● **Exercise directions**
Update the records from the start through the line that contains "matrix-cell: access to health", both ends included, by replacing every "pillar-header" with "pillar-title". Return only those lines, with everything else unchanged.

Records in a dataset:
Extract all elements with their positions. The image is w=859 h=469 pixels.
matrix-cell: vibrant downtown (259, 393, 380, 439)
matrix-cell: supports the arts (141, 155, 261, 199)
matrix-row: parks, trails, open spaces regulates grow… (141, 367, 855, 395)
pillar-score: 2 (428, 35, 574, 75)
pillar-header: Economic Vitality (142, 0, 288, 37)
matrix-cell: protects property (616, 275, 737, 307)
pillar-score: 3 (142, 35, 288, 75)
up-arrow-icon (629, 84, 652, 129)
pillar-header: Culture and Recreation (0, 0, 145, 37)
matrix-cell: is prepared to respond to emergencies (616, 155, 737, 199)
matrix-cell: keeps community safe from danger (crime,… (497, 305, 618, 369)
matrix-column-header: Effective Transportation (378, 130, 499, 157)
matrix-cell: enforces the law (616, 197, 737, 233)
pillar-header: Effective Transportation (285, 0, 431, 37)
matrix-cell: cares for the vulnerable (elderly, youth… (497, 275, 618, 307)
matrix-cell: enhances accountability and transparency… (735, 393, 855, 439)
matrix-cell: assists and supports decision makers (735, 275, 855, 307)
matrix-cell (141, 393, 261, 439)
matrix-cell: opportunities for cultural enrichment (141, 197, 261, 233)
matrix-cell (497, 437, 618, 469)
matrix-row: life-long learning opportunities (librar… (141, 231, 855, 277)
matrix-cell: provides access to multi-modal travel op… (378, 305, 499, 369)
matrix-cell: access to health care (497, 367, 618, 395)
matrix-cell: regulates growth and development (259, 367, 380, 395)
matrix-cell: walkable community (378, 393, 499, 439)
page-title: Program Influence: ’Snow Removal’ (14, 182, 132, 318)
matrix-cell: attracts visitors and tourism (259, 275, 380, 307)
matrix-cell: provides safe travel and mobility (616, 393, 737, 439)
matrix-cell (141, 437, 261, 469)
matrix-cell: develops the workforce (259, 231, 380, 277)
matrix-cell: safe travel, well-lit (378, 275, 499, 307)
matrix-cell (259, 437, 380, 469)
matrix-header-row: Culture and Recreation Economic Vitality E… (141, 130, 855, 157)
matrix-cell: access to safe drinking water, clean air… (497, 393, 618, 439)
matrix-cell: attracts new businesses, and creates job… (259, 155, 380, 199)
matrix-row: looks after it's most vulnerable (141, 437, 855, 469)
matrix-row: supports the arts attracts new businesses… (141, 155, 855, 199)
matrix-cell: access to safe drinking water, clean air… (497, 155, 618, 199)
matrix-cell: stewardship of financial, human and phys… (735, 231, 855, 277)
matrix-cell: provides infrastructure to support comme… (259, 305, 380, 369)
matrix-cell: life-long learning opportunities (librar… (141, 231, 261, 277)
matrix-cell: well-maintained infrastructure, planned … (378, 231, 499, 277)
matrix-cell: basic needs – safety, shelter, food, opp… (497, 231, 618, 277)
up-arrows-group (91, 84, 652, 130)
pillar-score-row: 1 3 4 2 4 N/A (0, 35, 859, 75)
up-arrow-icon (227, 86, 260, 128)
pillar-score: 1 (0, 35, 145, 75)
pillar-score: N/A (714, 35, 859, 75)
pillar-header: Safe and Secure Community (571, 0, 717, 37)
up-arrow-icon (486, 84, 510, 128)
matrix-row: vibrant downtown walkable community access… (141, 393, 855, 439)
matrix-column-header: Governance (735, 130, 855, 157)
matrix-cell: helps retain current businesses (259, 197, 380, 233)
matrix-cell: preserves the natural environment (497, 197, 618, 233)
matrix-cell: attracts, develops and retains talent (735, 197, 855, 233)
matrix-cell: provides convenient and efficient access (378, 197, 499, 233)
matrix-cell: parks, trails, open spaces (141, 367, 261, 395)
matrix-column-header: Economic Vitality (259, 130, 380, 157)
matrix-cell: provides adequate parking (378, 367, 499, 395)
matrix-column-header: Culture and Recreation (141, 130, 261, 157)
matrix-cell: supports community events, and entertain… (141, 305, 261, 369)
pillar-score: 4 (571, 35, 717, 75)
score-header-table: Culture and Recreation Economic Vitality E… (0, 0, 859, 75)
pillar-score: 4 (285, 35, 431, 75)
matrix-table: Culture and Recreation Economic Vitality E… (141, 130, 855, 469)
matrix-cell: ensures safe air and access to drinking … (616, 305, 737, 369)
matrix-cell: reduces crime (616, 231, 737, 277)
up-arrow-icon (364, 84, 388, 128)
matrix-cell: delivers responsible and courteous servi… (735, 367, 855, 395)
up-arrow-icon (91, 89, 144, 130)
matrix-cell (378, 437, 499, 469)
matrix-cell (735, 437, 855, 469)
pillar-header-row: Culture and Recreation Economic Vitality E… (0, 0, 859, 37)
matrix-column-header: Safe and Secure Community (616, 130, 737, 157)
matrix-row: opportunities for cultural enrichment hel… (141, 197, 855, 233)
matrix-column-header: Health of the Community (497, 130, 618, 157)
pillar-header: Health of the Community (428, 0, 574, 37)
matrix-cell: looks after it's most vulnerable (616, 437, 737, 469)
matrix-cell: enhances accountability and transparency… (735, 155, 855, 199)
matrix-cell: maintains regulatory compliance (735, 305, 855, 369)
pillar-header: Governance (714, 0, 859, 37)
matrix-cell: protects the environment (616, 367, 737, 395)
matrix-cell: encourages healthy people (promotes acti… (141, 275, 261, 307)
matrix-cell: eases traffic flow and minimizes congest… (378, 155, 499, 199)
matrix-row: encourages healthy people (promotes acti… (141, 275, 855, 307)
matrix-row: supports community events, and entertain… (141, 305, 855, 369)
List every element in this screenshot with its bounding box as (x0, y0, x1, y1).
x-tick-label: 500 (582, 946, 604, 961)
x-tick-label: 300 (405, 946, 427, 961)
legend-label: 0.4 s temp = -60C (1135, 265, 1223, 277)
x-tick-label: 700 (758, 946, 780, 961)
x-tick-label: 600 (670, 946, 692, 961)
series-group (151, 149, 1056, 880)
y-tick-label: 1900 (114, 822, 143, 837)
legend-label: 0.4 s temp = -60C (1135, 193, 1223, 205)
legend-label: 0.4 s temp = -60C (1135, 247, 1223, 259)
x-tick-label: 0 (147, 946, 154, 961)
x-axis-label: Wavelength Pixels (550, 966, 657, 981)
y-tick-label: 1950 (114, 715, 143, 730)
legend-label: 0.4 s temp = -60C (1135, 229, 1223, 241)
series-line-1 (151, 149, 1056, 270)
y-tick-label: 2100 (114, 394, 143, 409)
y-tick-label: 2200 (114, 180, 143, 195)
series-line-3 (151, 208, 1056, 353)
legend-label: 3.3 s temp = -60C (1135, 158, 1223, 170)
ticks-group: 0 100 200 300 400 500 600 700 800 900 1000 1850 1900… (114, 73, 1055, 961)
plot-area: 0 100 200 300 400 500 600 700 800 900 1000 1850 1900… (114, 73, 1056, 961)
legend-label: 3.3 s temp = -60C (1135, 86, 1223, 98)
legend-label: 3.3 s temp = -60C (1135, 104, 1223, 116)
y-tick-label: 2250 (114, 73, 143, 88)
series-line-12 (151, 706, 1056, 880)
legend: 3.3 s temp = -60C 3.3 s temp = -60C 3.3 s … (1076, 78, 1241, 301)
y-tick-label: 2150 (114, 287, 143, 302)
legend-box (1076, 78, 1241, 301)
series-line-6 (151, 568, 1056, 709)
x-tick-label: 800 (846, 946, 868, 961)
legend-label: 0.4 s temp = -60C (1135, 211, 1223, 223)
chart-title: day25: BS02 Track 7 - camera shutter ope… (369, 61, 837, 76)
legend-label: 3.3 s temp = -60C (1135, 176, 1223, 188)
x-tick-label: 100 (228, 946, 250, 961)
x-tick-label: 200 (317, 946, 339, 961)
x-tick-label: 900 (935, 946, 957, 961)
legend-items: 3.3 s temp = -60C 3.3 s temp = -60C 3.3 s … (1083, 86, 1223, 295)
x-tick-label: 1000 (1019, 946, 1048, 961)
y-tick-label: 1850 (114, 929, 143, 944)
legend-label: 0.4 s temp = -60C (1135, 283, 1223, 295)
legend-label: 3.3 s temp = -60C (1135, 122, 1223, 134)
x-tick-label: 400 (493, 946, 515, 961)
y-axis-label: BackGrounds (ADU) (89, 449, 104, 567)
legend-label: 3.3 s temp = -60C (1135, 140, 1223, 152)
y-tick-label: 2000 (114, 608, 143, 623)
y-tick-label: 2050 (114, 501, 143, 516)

● **Expected answer**
Extract all elements with their positions. The image is w=859 h=469 pixels.
matrix-cell: vibrant downtown (259, 393, 380, 439)
matrix-cell: supports the arts (141, 155, 261, 199)
matrix-row: parks, trails, open spaces regulates grow… (141, 367, 855, 395)
pillar-score: 2 (428, 35, 574, 75)
pillar-title: Economic Vitality (142, 0, 288, 37)
matrix-cell: protects property (616, 275, 737, 307)
pillar-score: 3 (142, 35, 288, 75)
up-arrow-icon (629, 84, 652, 129)
pillar-title: Culture and Recreation (0, 0, 145, 37)
matrix-cell: is prepared to respond to emergencies (616, 155, 737, 199)
matrix-cell: keeps community safe from danger (crime,… (497, 305, 618, 369)
matrix-column-header: Effective Transportation (378, 130, 499, 157)
matrix-cell: enforces the law (616, 197, 737, 233)
pillar-title: Effective Transportation (285, 0, 431, 37)
matrix-cell: cares for the vulnerable (elderly, youth… (497, 275, 618, 307)
matrix-cell: enhances accountability and transparency… (735, 393, 855, 439)
matrix-cell: assists and supports decision makers (735, 275, 855, 307)
matrix-cell (141, 393, 261, 439)
matrix-cell: opportunities for cultural enrichment (141, 197, 261, 233)
matrix-cell (497, 437, 618, 469)
matrix-row: life-long learning opportunities (librar… (141, 231, 855, 277)
matrix-cell: provides access to multi-modal travel op… (378, 305, 499, 369)
matrix-cell: access to health care (497, 367, 618, 395)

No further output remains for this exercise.